● REQUEST
Please write out the lines below as a numbered list, omitting any blank lines.

● PROVIDED MATERIAL
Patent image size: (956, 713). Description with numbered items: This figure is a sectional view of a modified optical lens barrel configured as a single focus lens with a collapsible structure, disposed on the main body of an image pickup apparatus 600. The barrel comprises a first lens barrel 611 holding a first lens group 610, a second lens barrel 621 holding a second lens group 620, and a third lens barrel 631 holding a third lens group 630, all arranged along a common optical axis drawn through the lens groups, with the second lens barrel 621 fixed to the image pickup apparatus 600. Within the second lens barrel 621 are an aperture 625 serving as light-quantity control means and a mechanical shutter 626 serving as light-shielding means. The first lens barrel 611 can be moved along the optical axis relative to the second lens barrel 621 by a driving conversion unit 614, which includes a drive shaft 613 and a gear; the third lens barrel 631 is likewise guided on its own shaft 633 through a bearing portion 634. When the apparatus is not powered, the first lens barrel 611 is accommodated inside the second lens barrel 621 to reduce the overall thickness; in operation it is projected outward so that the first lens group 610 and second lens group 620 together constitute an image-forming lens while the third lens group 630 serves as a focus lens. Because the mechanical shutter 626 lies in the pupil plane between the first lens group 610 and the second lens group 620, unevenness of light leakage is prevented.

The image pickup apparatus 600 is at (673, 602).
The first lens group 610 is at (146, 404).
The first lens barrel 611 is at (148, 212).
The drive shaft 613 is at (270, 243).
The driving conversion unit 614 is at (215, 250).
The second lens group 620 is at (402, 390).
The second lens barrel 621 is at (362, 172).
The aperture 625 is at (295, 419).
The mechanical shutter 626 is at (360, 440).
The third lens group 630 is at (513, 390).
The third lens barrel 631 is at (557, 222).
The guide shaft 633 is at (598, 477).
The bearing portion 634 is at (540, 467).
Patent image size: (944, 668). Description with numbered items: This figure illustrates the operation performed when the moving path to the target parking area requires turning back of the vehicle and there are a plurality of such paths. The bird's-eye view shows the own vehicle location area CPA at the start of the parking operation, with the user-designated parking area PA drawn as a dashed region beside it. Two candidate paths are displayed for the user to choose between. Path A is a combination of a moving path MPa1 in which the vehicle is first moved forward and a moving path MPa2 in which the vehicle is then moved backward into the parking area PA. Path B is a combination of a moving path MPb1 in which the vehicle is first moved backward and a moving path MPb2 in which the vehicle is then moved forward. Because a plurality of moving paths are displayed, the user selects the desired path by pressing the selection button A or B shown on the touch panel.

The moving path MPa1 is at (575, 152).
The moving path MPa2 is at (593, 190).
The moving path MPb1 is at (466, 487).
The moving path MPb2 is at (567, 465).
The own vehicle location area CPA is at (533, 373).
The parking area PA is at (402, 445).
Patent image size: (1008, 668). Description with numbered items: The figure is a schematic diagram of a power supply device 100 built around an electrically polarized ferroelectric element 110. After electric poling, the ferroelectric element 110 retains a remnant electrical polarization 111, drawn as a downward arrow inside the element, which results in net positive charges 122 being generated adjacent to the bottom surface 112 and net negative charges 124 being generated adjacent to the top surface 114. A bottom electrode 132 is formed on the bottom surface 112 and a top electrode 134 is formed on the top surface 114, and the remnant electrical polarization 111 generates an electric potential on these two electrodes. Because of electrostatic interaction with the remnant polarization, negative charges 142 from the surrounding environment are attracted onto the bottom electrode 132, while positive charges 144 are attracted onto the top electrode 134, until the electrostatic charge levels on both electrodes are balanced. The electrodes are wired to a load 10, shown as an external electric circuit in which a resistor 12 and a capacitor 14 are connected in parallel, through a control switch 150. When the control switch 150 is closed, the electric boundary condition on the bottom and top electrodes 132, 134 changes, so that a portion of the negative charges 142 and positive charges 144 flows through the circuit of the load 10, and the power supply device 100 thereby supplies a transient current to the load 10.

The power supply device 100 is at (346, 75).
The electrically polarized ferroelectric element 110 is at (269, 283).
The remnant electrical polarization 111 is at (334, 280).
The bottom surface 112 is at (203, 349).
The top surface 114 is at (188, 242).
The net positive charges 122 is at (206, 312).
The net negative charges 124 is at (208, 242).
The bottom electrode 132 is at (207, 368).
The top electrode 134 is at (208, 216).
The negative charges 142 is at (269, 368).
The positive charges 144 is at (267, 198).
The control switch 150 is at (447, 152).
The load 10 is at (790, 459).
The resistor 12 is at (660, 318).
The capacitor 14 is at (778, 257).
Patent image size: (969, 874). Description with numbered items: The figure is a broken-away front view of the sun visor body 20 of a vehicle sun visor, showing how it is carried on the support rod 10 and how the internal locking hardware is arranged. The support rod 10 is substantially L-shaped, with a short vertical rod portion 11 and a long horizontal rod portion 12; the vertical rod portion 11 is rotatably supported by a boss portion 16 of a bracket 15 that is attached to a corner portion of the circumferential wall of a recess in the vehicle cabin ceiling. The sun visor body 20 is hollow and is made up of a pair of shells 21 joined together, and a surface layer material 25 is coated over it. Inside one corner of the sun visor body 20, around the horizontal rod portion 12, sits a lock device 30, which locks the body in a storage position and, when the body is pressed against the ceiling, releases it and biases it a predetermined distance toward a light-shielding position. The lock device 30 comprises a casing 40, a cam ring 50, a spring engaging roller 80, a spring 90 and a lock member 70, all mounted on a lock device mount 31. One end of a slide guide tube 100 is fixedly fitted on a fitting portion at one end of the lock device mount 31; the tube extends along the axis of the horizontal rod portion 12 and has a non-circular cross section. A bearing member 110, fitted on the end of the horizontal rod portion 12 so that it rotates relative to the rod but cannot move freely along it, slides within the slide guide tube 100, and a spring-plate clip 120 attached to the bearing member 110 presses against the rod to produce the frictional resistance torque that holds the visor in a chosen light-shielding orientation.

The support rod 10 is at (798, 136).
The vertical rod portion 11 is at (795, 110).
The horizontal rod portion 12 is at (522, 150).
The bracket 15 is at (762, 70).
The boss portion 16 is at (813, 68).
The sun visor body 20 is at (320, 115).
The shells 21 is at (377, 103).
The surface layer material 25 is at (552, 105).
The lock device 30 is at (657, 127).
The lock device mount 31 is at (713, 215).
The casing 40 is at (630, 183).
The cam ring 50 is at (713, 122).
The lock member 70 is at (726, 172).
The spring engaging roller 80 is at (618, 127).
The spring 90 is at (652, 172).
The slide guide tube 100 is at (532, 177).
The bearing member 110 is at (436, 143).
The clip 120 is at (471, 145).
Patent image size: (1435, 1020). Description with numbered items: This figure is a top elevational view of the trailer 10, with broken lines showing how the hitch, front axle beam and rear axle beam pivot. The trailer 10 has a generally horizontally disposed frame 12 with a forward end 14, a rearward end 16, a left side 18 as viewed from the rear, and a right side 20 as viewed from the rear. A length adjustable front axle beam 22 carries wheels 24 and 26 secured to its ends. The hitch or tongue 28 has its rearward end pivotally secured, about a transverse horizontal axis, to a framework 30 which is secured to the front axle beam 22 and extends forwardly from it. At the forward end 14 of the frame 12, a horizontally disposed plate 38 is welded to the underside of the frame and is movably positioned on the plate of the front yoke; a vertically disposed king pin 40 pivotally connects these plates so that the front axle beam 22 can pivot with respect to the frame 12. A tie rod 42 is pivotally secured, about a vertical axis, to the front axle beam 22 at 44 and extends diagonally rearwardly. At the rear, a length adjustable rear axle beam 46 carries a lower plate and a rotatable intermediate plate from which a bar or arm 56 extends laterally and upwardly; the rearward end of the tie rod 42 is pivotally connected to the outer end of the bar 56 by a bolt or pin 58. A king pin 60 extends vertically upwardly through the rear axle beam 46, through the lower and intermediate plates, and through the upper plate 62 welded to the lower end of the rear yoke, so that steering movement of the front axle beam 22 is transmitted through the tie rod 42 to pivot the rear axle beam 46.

● PROBLEM SOLUTION
1. Patent image size: (956, 713). Description with numbered items: This figure is a sectional view of a modified optical lens barrel configured as a single focus lens with a collapsible structure, disposed on the main body of an image pickup apparatus 600. The barrel comprises a first lens barrel 611 holding a first lens group 610, a second lens barrel 621 holding a second lens group 620, and a third lens barrel 631 holding a third lens group 630, all arranged along a common optical axis drawn through the lens groups, with the second lens barrel 621 fixed to the image pickup apparatus 600. Within the second lens barrel 621 are an aperture 625 serving as light-quantity control means and a mechanical shutter 626 serving as light-shielding means. The first lens barrel 611 can be moved along the optical axis relative to the second lens barrel 621 by a driving conversion unit 614, which includes a drive shaft 613 and a gear; the third lens barrel 631 is likewise guided on its own shaft 633 through a bearing portion 634. When the apparatus is not powered, the first lens barrel 611 is accommodated inside the second lens barrel 621 to reduce the overall thickness; in operation it is projected outward so that the first lens group 610 and second lens group 620 together constitute an image-forming lens while the third lens group 630 serves as a focus lens. Because the mechanical shutter 626 lies in the pupil plane between the first lens group 610 and the second lens group 620, unevenness of light leakage is prevented.
2. The image pickup apparatus 600 is at (673, 602).
3. The first lens group 610 is at (146, 404).
4. The first lens barrel 611 is at (148, 212).
5. The drive shaft 613 is at (270, 243).
6. The driving conversion unit 614 is at (215, 250).
7. The second lens group 620 is at (402, 390).
8. The second lens barrel 621 is at (362, 172).
9. The aperture 625 is at (295, 419).
10. The mechanical shutter 626 is at (360, 440).
11. The third lens group 630 is at (513, 390).
12. The third lens barrel 631 is at (557, 222).
13. The guide shaft 633 is at (598, 477).
14. The bearing portion 634 is at (540, 467).
15. Patent image size: (944, 668). Description with numbered items: This figure illustrates the operation performed when the moving path to the target parking area requires turning back of the vehicle and there are a plurality of such paths. The bird's-eye view shows the own vehicle location area CPA at the start of the parking operation, with the user-designated parking area PA drawn as a dashed region beside it. Two candidate paths are displayed for the user to choose between. Path A is a combination of a moving path MPa1 in which the vehicle is first moved forward and a moving path MPa2 in which the vehicle is then moved backward into the parking area PA. Path B is a combination of a moving path MPb1 in which the vehicle is first moved backward and a moving path MPb2 in which the vehicle is then moved forward. Because a plurality of moving paths are displayed, the user selects the desired path by pressing the selection button A or B shown on the touch panel.
16. The moving path MPa1 is at (575, 152).
17. The moving path MPa2 is at (593, 190).
18. The moving path MPb1 is at (466, 487).
19. The moving path MPb2 is at (567, 465).
20. The own vehicle location area CPA is at (533, 373).
21. The parking area PA is at (402, 445).
22. Patent image size: (1008, 668). Description with numbered items: The figure is a schematic diagram of a power supply device 100 built around an electrically polarized ferroelectric element 110. After electric poling, the ferroelectric element 110 retains a remnant electrical polarization 111, drawn as a downward arrow inside the element, which results in net positive charges 122 being generated adjacent to the bottom surface 112 and net negative charges 124 being generated adjacent to the top surface 114. A bottom electrode 132 is formed on the bottom surface 112 and a top electrode 134 is formed on the top surface 114, and the remnant electrical polarization 111 generates an electric potential on these two electrodes. Because of electrostatic interaction with the remnant polarization, negative charges 142 from the surrounding environment are attracted onto the bottom electrode 132, while positive charges 144 are attracted onto the top electrode 134, until the electrostatic charge levels on both electrodes are balanced. The electrodes are wired to a load 10, shown as an external electric circuit in which a resistor 12 and a capacitor 14 are connected in parallel, through a control switch 150. When the control switch 150 is closed, the electric boundary condition on the bottom and top electrodes 132, 134 changes, so that a portion of the negative charges 142 and positive charges 144 flows through the circuit of the load 10, and the power supply device 100 thereby supplies a transient current to the load 10.
23. The power supply device 100 is at (346, 75).
24. The electrically polarized ferroelectric element 110 is at (269, 283).
25. The remnant electrical polarization 111 is at (334, 280).
26. The bottom surface 112 is at (203, 349).
27. The top surface 114 is at (188, 242).
28. The net positive charges 122 is at (206, 312).
29. The net negative charges 124 is at (208, 242).
30. The bottom electrode 132 is at (207, 368).
31. The top electrode 134 is at (208, 216).
32. The negative charges 142 is at (269, 368).
33. The positive charges 144 is at (267, 198).
34. The control switch 150 is at (447, 152).
35. The load 10 is at (790, 459).
36. The resistor 12 is at (660, 318).
37. The capacitor 14 is at (778, 257).
38. Patent image size: (969, 874). Description with numbered items: The figure is a broken-away front view of the sun visor body 20 of a vehicle sun visor, showing how it is carried on the support rod 10 and how the internal locking hardware is arranged. The support rod 10 is substantially L-shaped, with a short vertical rod portion 11 and a long horizontal rod portion 12; the vertical rod portion 11 is rotatably supported by a boss portion 16 of a bracket 15 that is attached to a corner portion of the circumferential wall of a recess in the vehicle cabin ceiling. The sun visor body 20 is hollow and is made up of a pair of shells 21 joined together, and a surface layer material 25 is coated over it. Inside one corner of the sun visor body 20, around the horizontal rod portion 12, sits a lock device 30, which locks the body in a storage position and, when the body is pressed against the ceiling, releases it and biases it a predetermined distance toward a light-shielding position. The lock device 30 comprises a casing 40, a cam ring 50, a spring engaging roller 80, a spring 90 and a lock member 70, all mounted on a lock device mount 31. One end of a slide guide tube 100 is fixedly fitted on a fitting portion at one end of the lock device mount 31; the tube extends along the axis of the horizontal rod portion 12 and has a non-circular cross section. A bearing member 110, fitted on the end of the horizontal rod portion 12 so that it rotates relative to the rod but cannot move freely along it, slides within the slide guide tube 100, and a spring-plate clip 120 attached to the bearing member 110 presses against the rod to produce the frictional resistance torque that holds the visor in a chosen light-shielding orientation.
39. The support rod 10 is at (798, 136).
40. The vertical rod portion 11 is at (795, 110).
41. The horizontal rod portion 12 is at (522, 150).
42. The bracket 15 is at (762, 70).
43. The boss portion 16 is at (813, 68).
44. The sun visor body 20 is at (320, 115).
45. The shells 21 is at (377, 103).
46. The surface layer material 25 is at (552, 105).
47. The lock device 30 is at (657, 127).
48. The lock device mount 31 is at (713, 215).
49. The casing 40 is at (630, 183).
50. The cam ring 50 is at (713, 122).
51. The lock member 70 is at (726, 172).
52. The spring engaging roller 80 is at (618, 127).
53. The spring 90 is at (652, 172).
54. The slide guide tube 100 is at (532, 177).
55. The bearing member 110 is at (436, 143).
56. The clip 120 is at (471, 145).
57. Patent image size: (1435, 1020). Description with numbered items: This figure is a top elevational view of the trailer 10, with broken lines showing how the hitch, front axle beam and rear axle beam pivot. The trailer 10 has a generally horizontally disposed frame 12 with a forward end 14, a rearward end 16, a left side 18 as viewed from the rear, and a right side 20 as viewed from the rear. A length adjustable front axle beam 22 carries wheels 24 and 26 secured to its ends. The hitch or tongue 28 has its rearward end pivotally secured, about a transverse horizontal axis, to a framework 30 which is secured to the front axle beam 22 and extends forwardly from it. At the forward end 14 of the frame 12, a horizontally disposed plate 38 is welded to the underside of the frame and is movably positioned on the plate of the front yoke; a vertically disposed king pin 40 pivotally connects these plates so that the front axle beam 22 can pivot with respect to the frame 12. A tie rod 42 is pivotally secured, about a vertical axis, to the front axle beam 22 at 44 and extends diagonally rearwardly. At the rear, a length adjustable rear axle beam 46 carries a lower plate and a rotatable intermediate plate from which a bar or arm 56 extends laterally and upwardly; the rearward end of the tie rod 42 is pivotally connected to the outer end of the bar 56 by a bolt or pin 58. A king pin 60 extends vertically upwardly through the rear axle beam 46, through the lower and intermediate plates, and through the upper plate 62 welded to the lower end of the rear yoke, so that steering movement of the front axle beam 22 is transmitted through the tie rod 42 to pivot the rear axle beam 46.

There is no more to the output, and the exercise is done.